- [What the task asks]: Show each line from the listing that includes the word "Severe".

___ Rows ___

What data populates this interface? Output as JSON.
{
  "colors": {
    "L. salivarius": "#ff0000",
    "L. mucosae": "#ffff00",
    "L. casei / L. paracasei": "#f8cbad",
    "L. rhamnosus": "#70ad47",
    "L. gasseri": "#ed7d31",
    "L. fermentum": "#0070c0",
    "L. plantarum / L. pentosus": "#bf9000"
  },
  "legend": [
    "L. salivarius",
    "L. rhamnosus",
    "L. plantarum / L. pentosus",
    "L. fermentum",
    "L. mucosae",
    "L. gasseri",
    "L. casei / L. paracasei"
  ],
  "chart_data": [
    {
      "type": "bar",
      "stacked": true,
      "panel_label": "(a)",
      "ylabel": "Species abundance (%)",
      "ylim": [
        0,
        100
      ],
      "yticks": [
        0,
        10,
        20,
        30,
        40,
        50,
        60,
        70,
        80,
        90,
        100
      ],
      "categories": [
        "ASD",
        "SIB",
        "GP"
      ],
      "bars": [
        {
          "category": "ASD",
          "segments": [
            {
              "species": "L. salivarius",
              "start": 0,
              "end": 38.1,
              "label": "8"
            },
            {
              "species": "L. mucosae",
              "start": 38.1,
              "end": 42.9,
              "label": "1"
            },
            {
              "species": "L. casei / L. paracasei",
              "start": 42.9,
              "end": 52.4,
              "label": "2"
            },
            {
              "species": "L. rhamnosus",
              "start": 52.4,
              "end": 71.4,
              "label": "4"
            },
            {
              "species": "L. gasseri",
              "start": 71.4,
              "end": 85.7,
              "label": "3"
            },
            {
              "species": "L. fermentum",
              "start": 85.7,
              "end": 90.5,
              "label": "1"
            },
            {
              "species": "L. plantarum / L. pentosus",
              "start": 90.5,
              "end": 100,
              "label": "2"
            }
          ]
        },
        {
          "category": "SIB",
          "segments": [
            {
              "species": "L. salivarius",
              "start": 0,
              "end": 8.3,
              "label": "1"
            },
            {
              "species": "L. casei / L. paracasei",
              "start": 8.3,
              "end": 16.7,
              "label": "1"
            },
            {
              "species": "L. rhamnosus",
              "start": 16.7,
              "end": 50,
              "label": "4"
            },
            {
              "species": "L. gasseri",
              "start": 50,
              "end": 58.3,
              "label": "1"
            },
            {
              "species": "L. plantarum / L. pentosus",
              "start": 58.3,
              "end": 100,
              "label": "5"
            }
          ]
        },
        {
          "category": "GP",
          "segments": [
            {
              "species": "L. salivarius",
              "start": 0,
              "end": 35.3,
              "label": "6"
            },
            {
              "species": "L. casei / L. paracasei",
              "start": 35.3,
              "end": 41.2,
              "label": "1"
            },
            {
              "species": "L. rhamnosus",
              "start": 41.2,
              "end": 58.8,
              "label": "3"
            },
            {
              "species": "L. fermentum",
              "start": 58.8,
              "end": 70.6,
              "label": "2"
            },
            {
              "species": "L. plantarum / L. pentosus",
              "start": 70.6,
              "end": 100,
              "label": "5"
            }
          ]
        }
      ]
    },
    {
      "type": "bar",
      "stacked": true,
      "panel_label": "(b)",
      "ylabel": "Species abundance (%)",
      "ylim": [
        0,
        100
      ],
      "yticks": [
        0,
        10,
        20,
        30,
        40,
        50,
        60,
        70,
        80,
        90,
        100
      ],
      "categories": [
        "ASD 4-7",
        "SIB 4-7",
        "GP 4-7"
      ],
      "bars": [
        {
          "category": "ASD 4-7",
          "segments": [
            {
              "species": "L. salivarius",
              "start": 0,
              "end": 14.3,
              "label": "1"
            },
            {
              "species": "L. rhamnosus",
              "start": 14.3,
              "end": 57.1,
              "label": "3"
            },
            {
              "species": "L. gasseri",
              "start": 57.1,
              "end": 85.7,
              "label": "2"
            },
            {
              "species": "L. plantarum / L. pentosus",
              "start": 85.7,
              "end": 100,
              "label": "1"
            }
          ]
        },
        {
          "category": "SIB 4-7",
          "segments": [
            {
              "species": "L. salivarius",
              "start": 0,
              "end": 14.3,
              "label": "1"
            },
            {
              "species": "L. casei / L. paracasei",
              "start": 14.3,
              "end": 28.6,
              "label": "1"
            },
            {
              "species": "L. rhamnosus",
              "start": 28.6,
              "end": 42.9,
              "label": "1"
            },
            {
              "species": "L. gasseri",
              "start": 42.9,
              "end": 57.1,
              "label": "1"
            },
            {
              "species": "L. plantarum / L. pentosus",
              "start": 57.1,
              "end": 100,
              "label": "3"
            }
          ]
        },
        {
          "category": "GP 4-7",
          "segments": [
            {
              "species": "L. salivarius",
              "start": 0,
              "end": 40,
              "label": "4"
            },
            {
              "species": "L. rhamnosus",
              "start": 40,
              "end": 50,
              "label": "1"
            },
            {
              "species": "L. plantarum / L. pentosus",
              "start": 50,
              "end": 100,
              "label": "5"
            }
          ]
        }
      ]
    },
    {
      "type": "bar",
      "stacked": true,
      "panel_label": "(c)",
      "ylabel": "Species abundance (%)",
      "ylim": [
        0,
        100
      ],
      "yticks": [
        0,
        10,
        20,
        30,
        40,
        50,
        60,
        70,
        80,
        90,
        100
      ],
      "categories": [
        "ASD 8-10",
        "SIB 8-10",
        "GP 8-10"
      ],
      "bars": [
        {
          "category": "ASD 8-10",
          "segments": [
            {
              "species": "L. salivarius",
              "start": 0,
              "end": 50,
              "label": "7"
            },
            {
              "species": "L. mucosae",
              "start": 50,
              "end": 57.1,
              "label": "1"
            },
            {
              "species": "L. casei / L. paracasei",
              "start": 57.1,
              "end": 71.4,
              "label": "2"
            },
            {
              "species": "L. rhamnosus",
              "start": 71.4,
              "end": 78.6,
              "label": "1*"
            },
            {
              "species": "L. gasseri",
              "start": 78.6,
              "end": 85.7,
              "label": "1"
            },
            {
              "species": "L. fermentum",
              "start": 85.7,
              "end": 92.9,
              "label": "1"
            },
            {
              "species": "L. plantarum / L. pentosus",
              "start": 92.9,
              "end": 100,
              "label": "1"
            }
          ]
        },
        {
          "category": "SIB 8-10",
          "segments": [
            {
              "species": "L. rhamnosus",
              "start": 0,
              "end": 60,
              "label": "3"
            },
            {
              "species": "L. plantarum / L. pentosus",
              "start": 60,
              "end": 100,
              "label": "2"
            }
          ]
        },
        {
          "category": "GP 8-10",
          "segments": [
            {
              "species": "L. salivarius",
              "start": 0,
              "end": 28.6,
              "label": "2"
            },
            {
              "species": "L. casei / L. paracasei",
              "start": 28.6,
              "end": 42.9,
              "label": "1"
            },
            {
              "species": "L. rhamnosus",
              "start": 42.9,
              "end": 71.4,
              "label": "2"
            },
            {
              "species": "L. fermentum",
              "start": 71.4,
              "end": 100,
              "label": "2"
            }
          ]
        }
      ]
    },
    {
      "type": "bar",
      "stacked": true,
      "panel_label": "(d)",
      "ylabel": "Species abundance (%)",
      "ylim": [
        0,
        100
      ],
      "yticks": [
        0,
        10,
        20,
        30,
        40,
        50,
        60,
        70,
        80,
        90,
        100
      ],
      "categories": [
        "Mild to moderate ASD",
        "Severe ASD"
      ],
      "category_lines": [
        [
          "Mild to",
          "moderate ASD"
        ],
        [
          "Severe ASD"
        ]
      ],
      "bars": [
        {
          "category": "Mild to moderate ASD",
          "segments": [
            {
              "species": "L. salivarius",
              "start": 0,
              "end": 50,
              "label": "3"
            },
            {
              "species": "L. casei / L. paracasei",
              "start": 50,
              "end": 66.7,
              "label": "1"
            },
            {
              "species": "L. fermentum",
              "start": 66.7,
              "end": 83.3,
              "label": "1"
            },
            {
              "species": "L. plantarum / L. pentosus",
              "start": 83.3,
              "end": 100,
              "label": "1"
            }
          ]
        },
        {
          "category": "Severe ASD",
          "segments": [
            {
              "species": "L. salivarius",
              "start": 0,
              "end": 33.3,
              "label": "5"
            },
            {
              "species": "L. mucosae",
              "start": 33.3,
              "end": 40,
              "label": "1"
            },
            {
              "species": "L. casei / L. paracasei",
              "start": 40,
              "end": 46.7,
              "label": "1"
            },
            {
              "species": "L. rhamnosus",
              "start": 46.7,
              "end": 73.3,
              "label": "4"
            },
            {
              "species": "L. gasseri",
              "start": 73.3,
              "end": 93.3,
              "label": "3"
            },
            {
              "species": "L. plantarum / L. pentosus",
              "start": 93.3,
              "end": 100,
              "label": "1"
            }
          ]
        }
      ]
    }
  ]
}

___

- [In response]:
        "Severe ASD"
          "Severe ASD"
          "category": "Severe ASD",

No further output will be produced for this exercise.